EXERCISE GOAL =
So long as no pictures are carried over, output the records below exactly.

Source data:
-- Opening Marker --

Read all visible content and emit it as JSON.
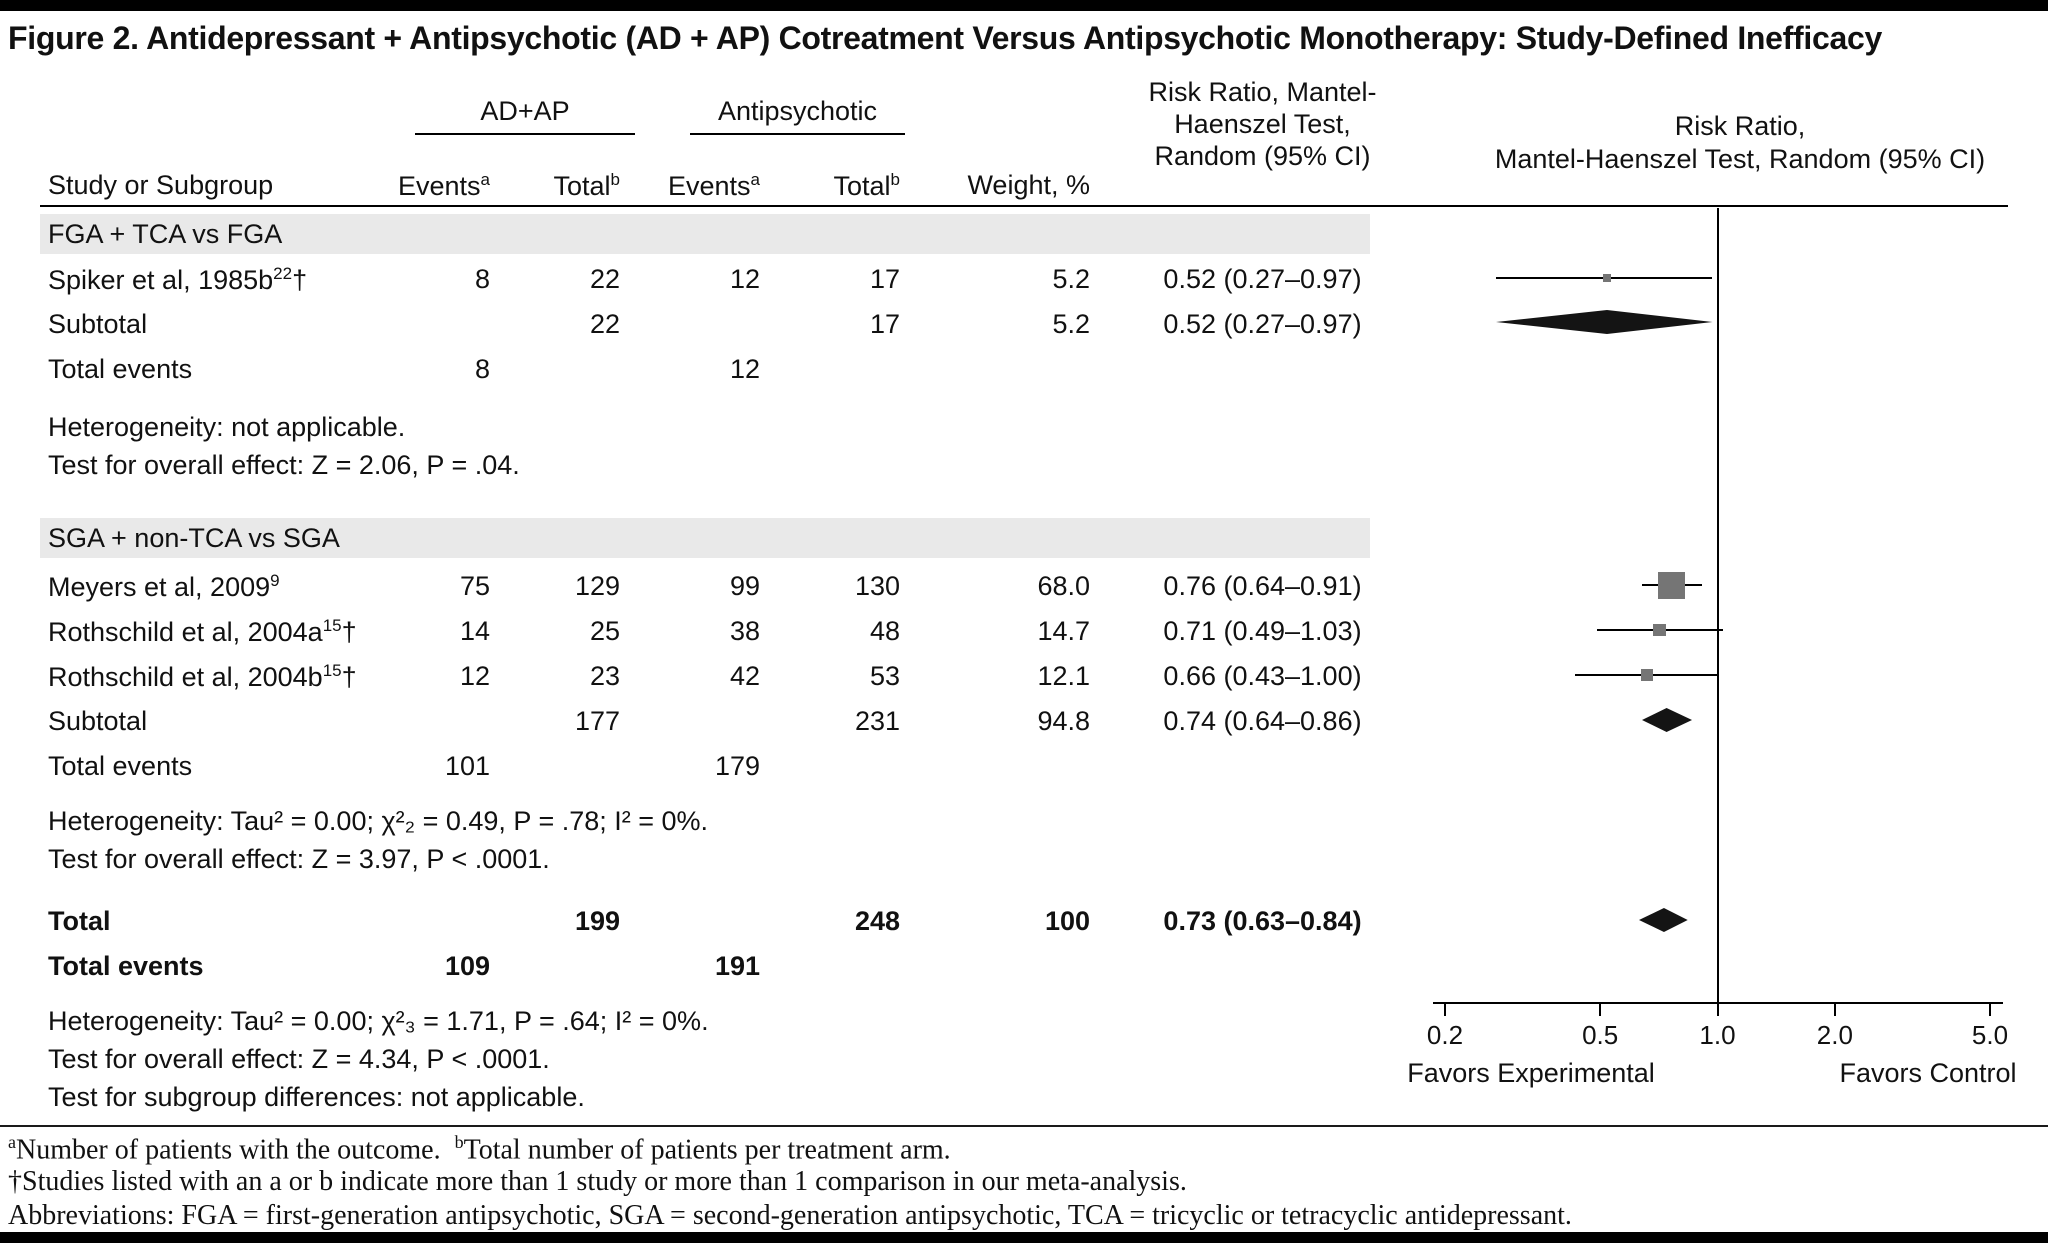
{
  "figure": {
    "title": "Figure 2. Antidepressant + Antipsychotic (AD + AP) Cotreatment Versus Antipsychotic Monotherapy: Study-Defined Inefficacy"
  },
  "table": {
    "col_group1": "AD+AP",
    "col_group2": "Antipsychotic",
    "col_study": "Study or Subgroup",
    "col_events": "Events",
    "col_events_sup": "a",
    "col_total": "Total",
    "col_total_sup": "b",
    "col_weight": "Weight, %",
    "col_rr_line1": "Risk Ratio, Mantel-",
    "col_rr_line2": "Haenszel Test,",
    "col_rr_line3": "Random (95% CI)",
    "col_plot_line1": "Risk Ratio,",
    "col_plot_line2": "Mantel-Haenszel Test, Random (95% CI)",
    "section1": {
      "band": "FGA + TCA vs FGA",
      "row1": {
        "study": "Spiker et al, 1985b",
        "sup": "22",
        "dagger": "†",
        "e1": "8",
        "t1": "22",
        "e2": "12",
        "t2": "17",
        "w": "5.2",
        "rr": "0.52 (0.27–0.97)"
      },
      "subtotal": {
        "label": "Subtotal",
        "t1": "22",
        "t2": "17",
        "w": "5.2",
        "rr": "0.52 (0.27–0.97)"
      },
      "total_events": {
        "label": "Total events",
        "e1": "8",
        "e2": "12"
      },
      "het": "Heterogeneity: not applicable.",
      "test": "Test for overall effect: Z = 2.06, P = .04."
    },
    "section2": {
      "band": "SGA + non-TCA vs SGA",
      "row1": {
        "study": "Meyers et al, 2009",
        "sup": "9",
        "dagger": "",
        "e1": "75",
        "t1": "129",
        "e2": "99",
        "t2": "130",
        "w": "68.0",
        "rr": "0.76 (0.64–0.91)"
      },
      "row2": {
        "study": "Rothschild et al, 2004a",
        "sup": "15",
        "dagger": "†",
        "e1": "14",
        "t1": "25",
        "e2": "38",
        "t2": "48",
        "w": "14.7",
        "rr": "0.71 (0.49–1.03)"
      },
      "row3": {
        "study": "Rothschild et al, 2004b",
        "sup": "15",
        "dagger": "†",
        "e1": "12",
        "t1": "23",
        "e2": "42",
        "t2": "53",
        "w": "12.1",
        "rr": "0.66 (0.43–1.00)"
      },
      "subtotal": {
        "label": "Subtotal",
        "t1": "177",
        "t2": "231",
        "w": "94.8",
        "rr": "0.74 (0.64–0.86)"
      },
      "total_events": {
        "label": "Total events",
        "e1": "101",
        "e2": "179"
      },
      "het": "Heterogeneity: Tau² = 0.00; χ²₂ = 0.49, P = .78; I² = 0%.",
      "test": "Test for overall effect: Z = 3.97, P < .0001."
    },
    "overall": {
      "total": {
        "label": "Total",
        "t1": "199",
        "t2": "248",
        "w": "100",
        "rr": "0.73 (0.63–0.84)"
      },
      "total_events": {
        "label": "Total events",
        "e1": "109",
        "e2": "191"
      },
      "het": "Heterogeneity: Tau² = 0.00; χ²₃ = 1.71, P = .64; I² = 0%.",
      "test": "Test for overall effect: Z = 4.34, P < .0001.",
      "subgroup": "Test for subgroup differences: not applicable."
    }
  },
  "footnotes": {
    "sup_a": "a",
    "text_a": "Number of patients with the outcome.",
    "sup_b": "b",
    "text_b": "Total number of patients per treatment arm.",
    "dagger_line": "†Studies listed with an a or b indicate more than 1 study or more than 1 comparison in our meta-analysis.",
    "abbrev_line": "Abbreviations: FGA = first-generation antipsychotic, SGA = second-generation antipsychotic, TCA = tricyclic or tetracyclic antidepressant."
  },
  "chart_data": {
    "type": "forest",
    "title": "Risk Ratio, Mantel-Haenszel Test, Random (95% CI)",
    "x_scale": "log",
    "x_ticks": [
      0.2,
      0.5,
      1.0,
      2.0,
      5.0
    ],
    "null_line": 1.0,
    "x_label_left": "Favors Experimental",
    "x_label_right": "Favors Control",
    "studies": [
      {
        "name": "Spiker et al, 1985b",
        "group": "FGA + TCA vs FGA",
        "events_adap": 8,
        "total_adap": 22,
        "events_ap": 12,
        "total_ap": 17,
        "weight_pct": 5.2,
        "rr": 0.52,
        "ci_low": 0.27,
        "ci_high": 0.97
      },
      {
        "name": "Meyers et al, 2009",
        "group": "SGA + non-TCA vs SGA",
        "events_adap": 75,
        "total_adap": 129,
        "events_ap": 99,
        "total_ap": 130,
        "weight_pct": 68.0,
        "rr": 0.76,
        "ci_low": 0.64,
        "ci_high": 0.91
      },
      {
        "name": "Rothschild et al, 2004a",
        "group": "SGA + non-TCA vs SGA",
        "events_adap": 14,
        "total_adap": 25,
        "events_ap": 38,
        "total_ap": 48,
        "weight_pct": 14.7,
        "rr": 0.71,
        "ci_low": 0.49,
        "ci_high": 1.03
      },
      {
        "name": "Rothschild et al, 2004b",
        "group": "SGA + non-TCA vs SGA",
        "events_adap": 12,
        "total_adap": 23,
        "events_ap": 42,
        "total_ap": 53,
        "weight_pct": 12.1,
        "rr": 0.66,
        "ci_low": 0.43,
        "ci_high": 1.0
      }
    ],
    "subtotals": [
      {
        "name": "Subtotal FGA + TCA vs FGA",
        "total_adap": 22,
        "total_ap": 17,
        "weight_pct": 5.2,
        "rr": 0.52,
        "ci_low": 0.27,
        "ci_high": 0.97,
        "total_events_adap": 8,
        "total_events_ap": 12
      },
      {
        "name": "Subtotal SGA + non-TCA vs SGA",
        "total_adap": 177,
        "total_ap": 231,
        "weight_pct": 94.8,
        "rr": 0.74,
        "ci_low": 0.64,
        "ci_high": 0.86,
        "total_events_adap": 101,
        "total_events_ap": 179
      }
    ],
    "overall": {
      "name": "Total",
      "total_adap": 199,
      "total_ap": 248,
      "weight_pct": 100,
      "rr": 0.73,
      "ci_low": 0.63,
      "ci_high": 0.84,
      "total_events_adap": 109,
      "total_events_ap": 191
    }
  },
  "colors": {
    "square": "#757575",
    "diamond": "#141414",
    "band": "#e9e9e9",
    "bar": "#000000"
  }
}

-- Closing Marker --

WRITTEN SOLUTION =
Read all visible content and emit it as JSON.
{
  "figure": {
    "title": "Figure 2. Antidepressant + Antipsychotic (AD + AP) Cotreatment Versus Antipsychotic Monotherapy: Study-Defined Inefficacy"
  },
  "table": {
    "col_group1": "AD+AP",
    "col_group2": "Antipsychotic",
    "col_study": "Study or Subgroup",
    "col_events": "Events",
    "col_events_sup": "a",
    "col_total": "Total",
    "col_total_sup": "b",
    "col_weight": "Weight, %",
    "col_rr_line1": "Risk Ratio, Mantel-",
    "col_rr_line2": "Haenszel Test,",
    "col_rr_line3": "Random (95% CI)",
    "col_plot_line1": "Risk Ratio,",
    "col_plot_line2": "Mantel-Haenszel Test, Random (95% CI)",
    "section1": {
      "band": "FGA + TCA vs FGA",
      "row1": {
        "study": "Spiker et al, 1985b",
        "sup": "22",
        "dagger": "†",
        "e1": "8",
        "t1": "22",
        "e2": "12",
        "t2": "17",
        "w": "5.2",
        "rr": "0.52 (0.27–0.97)"
      },
      "subtotal": {
        "label": "Subtotal",
        "t1": "22",
        "t2": "17",
        "w": "5.2",
        "rr": "0.52 (0.27–0.97)"
      },
      "total_events": {
        "label": "Total events",
        "e1": "8",
        "e2": "12"
      },
      "het": "Heterogeneity: not applicable.",
      "test": "Test for overall effect: Z = 2.06, P = .04."
    },
    "section2": {
      "band": "SGA + non-TCA vs SGA",
      "row1": {
        "study": "Meyers et al, 2009",
        "sup": "9",
        "dagger": "",
        "e1": "75",
        "t1": "129",
        "e2": "99",
        "t2": "130",
        "w": "68.0",
        "rr": "0.76 (0.64–0.91)"
      },
      "row2": {
        "study": "Rothschild et al, 2004a",
        "sup": "15",
        "dagger": "†",
        "e1": "14",
        "t1": "25",
        "e2": "38",
        "t2": "48",
        "w": "14.7",
        "rr": "0.71 (0.49–1.03)"
      },
      "row3": {
        "study": "Rothschild et al, 2004b",
        "sup": "15",
        "dagger": "†",
        "e1": "12",
        "t1": "23",
        "e2": "42",
        "t2": "53",
        "w": "12.1",
        "rr": "0.66 (0.43–1.00)"
      },
      "subtotal": {
        "label": "Subtotal",
        "t1": "177",
        "t2": "231",
        "w": "94.8",
        "rr": "0.74 (0.64–0.86)"
      },
      "total_events": {
        "label": "Total events",
        "e1": "101",
        "e2": "179"
      },
      "het": "Heterogeneity: Tau² = 0.00; χ²₂ = 0.49, P = .78; I² = 0%.",
      "test": "Test for overall effect: Z = 3.97, P < .0001."
    },
    "overall": {
      "total": {
        "label": "Total",
        "t1": "199",
        "t2": "248",
        "w": "100",
        "rr": "0.73 (0.63–0.84)"
      },
      "total_events": {
        "label": "Total events",
        "e1": "109",
        "e2": "191"
      },
      "het": "Heterogeneity: Tau² = 0.00; χ²₃ = 1.71, P = .64; I² = 0%.",
      "test": "Test for overall effect: Z = 4.34, P < .0001.",
      "subgroup": "Test for subgroup differences: not applicable."
    }
  },
  "footnotes": {
    "sup_a": "a",
    "text_a": "Number of patients with the outcome.",
    "sup_b": "b",
    "text_b": "Total number of patients per treatment arm.",
    "dagger_line": "†Studies listed with an a or b indicate more than 1 study or more than 1 comparison in our meta-analysis.",
    "abbrev_line": "Abbreviations: FGA = first-generation antipsychotic, SGA = second-generation antipsychotic, TCA = tricyclic or tetracyclic antidepressant."
  },
  "chart_data": {
    "type": "forest",
    "title": "Risk Ratio, Mantel-Haenszel Test, Random (95% CI)",
    "x_scale": "log",
    "x_ticks": [
      0.2,
      0.5,
      1.0,
      2.0,
      5.0
    ],
    "null_line": 1.0,
    "x_label_left": "Favors Experimental",
    "x_label_right": "Favors Control",
    "studies": [
      {
        "name": "Spiker et al, 1985b",
        "group": "FGA + TCA vs FGA",
        "events_adap": 8,
        "total_adap": 22,
        "events_ap": 12,
        "total_ap": 17,
        "weight_pct": 5.2,
        "rr": 0.52,
        "ci_low": 0.27,
        "ci_high": 0.97
      },
      {
        "name": "Meyers et al, 2009",
        "group": "SGA + non-TCA vs SGA",
        "events_adap": 75,
        "total_adap": 129,
        "events_ap": 99,
        "total_ap": 130,
        "weight_pct": 68.0,
        "rr": 0.76,
        "ci_low": 0.64,
        "ci_high": 0.91
      },
      {
        "name": "Rothschild et al, 2004a",
        "group": "SGA + non-TCA vs SGA",
        "events_adap": 14,
        "total_adap": 25,
        "events_ap": 38,
        "total_ap": 48,
        "weight_pct": 14.7,
        "rr": 0.71,
        "ci_low": 0.49,
        "ci_high": 1.03
      },
      {
        "name": "Rothschild et al, 2004b",
        "group": "SGA + non-TCA vs SGA",
        "events_adap": 12,
        "total_adap": 23,
        "events_ap": 42,
        "total_ap": 53,
        "weight_pct": 12.1,
        "rr": 0.66,
        "ci_low": 0.43,
        "ci_high": 1.0
      }
    ],
    "subtotals": [
      {
        "name": "Subtotal FGA + TCA vs FGA",
        "total_adap": 22,
        "total_ap": 17,
        "weight_pct": 5.2,
        "rr": 0.52,
        "ci_low": 0.27,
        "ci_high": 0.97,
        "total_events_adap": 8,
        "total_events_ap": 12
      },
      {
        "name": "Subtotal SGA + non-TCA vs SGA",
        "total_adap": 177,
        "total_ap": 231,
        "weight_pct": 94.8,
        "rr": 0.74,
        "ci_low": 0.64,
        "ci_high": 0.86,
        "total_events_adap": 101,
        "total_events_ap": 179
      }
    ],
    "overall": {
      "name": "Total",
      "total_adap": 199,
      "total_ap": 248,
      "weight_pct": 100,
      "rr": 0.73,
      "ci_low": 0.63,
      "ci_high": 0.84,
      "total_events_adap": 109,
      "total_events_ap": 191
    }
  },
  "colors": {
    "square": "#757575",
    "diamond": "#141414",
    "band": "#e9e9e9",
    "bar": "#000000"
  }
}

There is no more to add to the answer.